JOB:
Give exactly the lines from the one with "Serialize everything readable" through the final line of the listing below, both included, leaving out any pictures.

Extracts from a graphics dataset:
>> BEGIN

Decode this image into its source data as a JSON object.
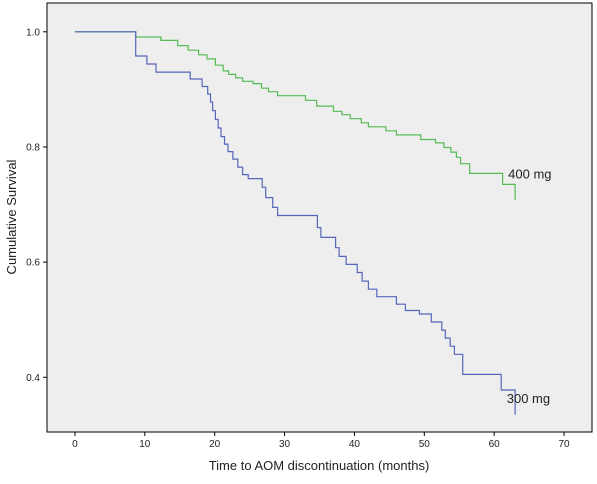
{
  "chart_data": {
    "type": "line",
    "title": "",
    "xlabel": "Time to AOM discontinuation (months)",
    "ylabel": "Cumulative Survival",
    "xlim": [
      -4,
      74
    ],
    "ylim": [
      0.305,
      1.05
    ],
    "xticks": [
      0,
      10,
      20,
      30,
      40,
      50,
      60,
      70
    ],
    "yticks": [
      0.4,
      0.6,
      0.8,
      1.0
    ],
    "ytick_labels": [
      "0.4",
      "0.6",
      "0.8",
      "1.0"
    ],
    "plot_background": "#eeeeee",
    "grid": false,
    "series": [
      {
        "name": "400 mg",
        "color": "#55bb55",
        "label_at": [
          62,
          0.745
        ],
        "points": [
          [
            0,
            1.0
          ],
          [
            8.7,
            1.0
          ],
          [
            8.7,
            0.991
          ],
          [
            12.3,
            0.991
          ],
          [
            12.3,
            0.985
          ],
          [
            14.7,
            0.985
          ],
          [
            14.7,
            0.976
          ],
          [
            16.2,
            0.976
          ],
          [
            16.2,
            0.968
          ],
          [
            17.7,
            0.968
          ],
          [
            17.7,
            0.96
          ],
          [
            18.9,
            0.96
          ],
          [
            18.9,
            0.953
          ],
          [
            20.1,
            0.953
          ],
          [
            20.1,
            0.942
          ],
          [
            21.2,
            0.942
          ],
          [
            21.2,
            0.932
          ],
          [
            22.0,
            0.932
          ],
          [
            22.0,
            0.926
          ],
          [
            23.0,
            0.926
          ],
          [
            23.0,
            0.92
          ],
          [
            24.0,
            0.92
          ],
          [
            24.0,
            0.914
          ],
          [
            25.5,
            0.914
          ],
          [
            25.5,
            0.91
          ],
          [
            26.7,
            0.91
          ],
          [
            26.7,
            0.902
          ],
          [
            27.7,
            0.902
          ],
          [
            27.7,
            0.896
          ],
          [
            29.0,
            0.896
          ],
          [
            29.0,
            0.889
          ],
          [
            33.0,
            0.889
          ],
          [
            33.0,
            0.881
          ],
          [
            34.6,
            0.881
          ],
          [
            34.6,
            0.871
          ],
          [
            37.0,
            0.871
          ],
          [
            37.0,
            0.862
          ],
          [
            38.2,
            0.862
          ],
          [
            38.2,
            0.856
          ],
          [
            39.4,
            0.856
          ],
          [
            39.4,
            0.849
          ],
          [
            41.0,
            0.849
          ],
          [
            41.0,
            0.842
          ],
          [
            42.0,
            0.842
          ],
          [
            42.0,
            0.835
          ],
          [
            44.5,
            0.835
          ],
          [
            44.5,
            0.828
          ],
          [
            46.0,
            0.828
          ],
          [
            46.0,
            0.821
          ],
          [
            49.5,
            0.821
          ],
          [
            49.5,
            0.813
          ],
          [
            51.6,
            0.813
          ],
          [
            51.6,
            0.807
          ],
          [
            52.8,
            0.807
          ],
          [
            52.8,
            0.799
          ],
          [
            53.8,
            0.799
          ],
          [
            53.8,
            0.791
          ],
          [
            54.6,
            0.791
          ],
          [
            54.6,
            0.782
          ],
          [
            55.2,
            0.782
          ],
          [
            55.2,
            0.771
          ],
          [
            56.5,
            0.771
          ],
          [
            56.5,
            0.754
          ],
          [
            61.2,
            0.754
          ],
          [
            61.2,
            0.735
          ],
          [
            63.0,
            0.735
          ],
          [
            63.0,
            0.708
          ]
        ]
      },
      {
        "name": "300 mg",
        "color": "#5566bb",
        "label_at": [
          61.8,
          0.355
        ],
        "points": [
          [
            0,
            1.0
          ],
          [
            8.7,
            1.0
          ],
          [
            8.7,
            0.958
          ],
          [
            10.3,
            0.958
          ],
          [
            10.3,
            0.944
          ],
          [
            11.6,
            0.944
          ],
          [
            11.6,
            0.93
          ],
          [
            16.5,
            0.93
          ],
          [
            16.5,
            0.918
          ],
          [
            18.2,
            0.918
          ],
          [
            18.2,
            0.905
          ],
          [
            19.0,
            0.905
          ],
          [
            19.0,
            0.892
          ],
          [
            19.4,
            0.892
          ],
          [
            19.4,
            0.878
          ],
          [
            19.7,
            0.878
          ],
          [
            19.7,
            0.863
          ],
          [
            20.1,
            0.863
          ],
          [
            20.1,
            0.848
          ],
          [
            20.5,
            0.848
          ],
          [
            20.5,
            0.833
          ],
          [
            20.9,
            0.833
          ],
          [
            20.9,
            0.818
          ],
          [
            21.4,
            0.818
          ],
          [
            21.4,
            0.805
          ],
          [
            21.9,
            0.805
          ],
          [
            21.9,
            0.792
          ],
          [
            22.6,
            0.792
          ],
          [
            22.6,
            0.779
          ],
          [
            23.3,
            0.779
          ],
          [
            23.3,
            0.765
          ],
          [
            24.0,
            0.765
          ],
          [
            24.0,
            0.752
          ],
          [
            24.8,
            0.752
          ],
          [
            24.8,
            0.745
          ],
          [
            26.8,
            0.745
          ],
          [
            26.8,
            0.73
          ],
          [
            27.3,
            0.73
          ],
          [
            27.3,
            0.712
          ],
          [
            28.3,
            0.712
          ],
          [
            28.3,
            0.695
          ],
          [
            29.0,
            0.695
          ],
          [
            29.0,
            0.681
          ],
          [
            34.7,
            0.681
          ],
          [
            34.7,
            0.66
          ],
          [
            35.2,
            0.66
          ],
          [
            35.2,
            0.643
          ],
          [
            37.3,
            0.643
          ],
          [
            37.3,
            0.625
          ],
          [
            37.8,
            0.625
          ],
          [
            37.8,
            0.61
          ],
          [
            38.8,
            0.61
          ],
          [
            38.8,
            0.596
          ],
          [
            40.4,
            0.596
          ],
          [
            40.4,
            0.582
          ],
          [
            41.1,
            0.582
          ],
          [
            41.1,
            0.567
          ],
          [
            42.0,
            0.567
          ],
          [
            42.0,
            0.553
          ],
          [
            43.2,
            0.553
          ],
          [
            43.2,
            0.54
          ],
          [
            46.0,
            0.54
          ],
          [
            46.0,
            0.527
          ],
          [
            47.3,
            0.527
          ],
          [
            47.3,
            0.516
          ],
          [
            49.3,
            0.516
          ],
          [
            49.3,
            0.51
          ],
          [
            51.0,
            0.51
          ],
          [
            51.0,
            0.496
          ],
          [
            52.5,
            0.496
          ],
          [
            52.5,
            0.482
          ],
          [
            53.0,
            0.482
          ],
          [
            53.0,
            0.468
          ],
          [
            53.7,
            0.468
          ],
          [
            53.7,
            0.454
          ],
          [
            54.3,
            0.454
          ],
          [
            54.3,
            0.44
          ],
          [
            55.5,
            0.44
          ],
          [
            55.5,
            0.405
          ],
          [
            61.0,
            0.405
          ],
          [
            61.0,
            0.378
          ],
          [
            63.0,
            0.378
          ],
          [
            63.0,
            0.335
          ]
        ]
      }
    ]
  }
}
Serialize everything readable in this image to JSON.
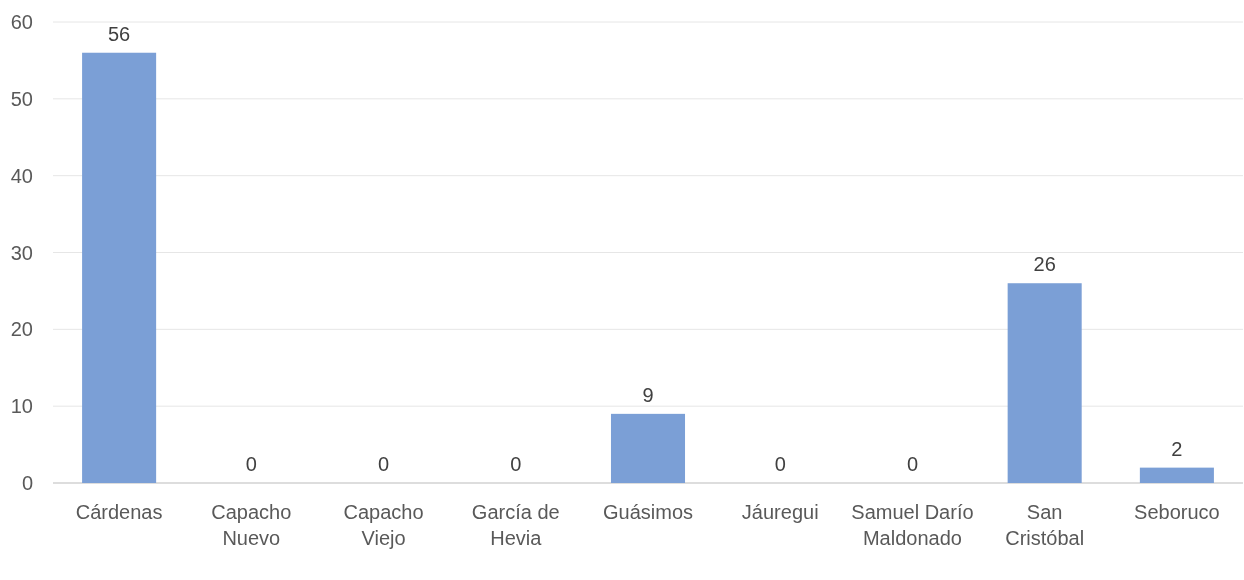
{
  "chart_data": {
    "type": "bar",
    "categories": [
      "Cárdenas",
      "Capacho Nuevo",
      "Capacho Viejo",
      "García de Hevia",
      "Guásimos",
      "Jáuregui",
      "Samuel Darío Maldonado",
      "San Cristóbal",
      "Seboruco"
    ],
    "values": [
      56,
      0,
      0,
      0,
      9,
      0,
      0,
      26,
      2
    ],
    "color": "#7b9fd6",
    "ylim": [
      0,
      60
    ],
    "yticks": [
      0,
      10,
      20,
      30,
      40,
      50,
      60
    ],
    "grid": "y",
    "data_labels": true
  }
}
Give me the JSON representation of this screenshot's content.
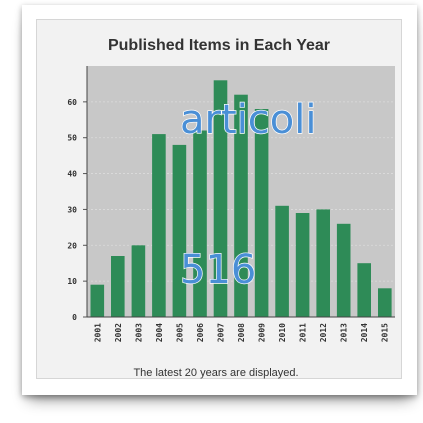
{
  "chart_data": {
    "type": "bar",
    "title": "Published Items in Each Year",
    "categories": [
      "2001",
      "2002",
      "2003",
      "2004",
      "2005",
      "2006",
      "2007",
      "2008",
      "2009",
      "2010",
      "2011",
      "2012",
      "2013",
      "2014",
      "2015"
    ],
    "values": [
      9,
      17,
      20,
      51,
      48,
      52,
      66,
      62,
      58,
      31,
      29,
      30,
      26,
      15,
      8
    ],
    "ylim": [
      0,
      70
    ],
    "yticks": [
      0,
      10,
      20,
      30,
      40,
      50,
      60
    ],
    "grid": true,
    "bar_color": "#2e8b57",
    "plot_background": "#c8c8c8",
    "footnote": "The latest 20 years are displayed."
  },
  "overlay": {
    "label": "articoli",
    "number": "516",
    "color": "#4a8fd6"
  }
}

>> END

OUTPUT:
Serialize everything readable in this image to JSON.
{
  "chart_data": {
    "type": "bar",
    "categories": [
      "Cárdenas",
      "Capacho Nuevo",
      "Capacho Viejo",
      "García de Hevia",
      "Guásimos",
      "Jáuregui",
      "Samuel Darío Maldonado",
      "San Cristóbal",
      "Seboruco"
    ],
    "values": [
      56,
      0,
      0,
      0,
      9,
      0,
      0,
      26,
      2
    ],
    "color": "#7b9fd6",
    "ylim": [
      0,
      60
    ],
    "yticks": [
      0,
      10,
      20,
      30,
      40,
      50,
      60
    ],
    "grid": "y",
    "data_labels": true
  }
}
Give me the JSON representation of this screenshot's content.
{
  "chart_data": {
    "type": "bar",
    "title": "Published Items in Each Year",
    "categories": [
      "2001",
      "2002",
      "2003",
      "2004",
      "2005",
      "2006",
      "2007",
      "2008",
      "2009",
      "2010",
      "2011",
      "2012",
      "2013",
      "2014",
      "2015"
    ],
    "values": [
      9,
      17,
      20,
      51,
      48,
      52,
      66,
      62,
      58,
      31,
      29,
      30,
      26,
      15,
      8
    ],
    "ylim": [
      0,
      70
    ],
    "yticks": [
      0,
      10,
      20,
      30,
      40,
      50,
      60
    ],
    "grid": true,
    "bar_color": "#2e8b57",
    "plot_background": "#c8c8c8",
    "footnote": "The latest 20 years are displayed."
  },
  "overlay": {
    "label": "articoli",
    "number": "516",
    "color": "#4a8fd6"
  }
}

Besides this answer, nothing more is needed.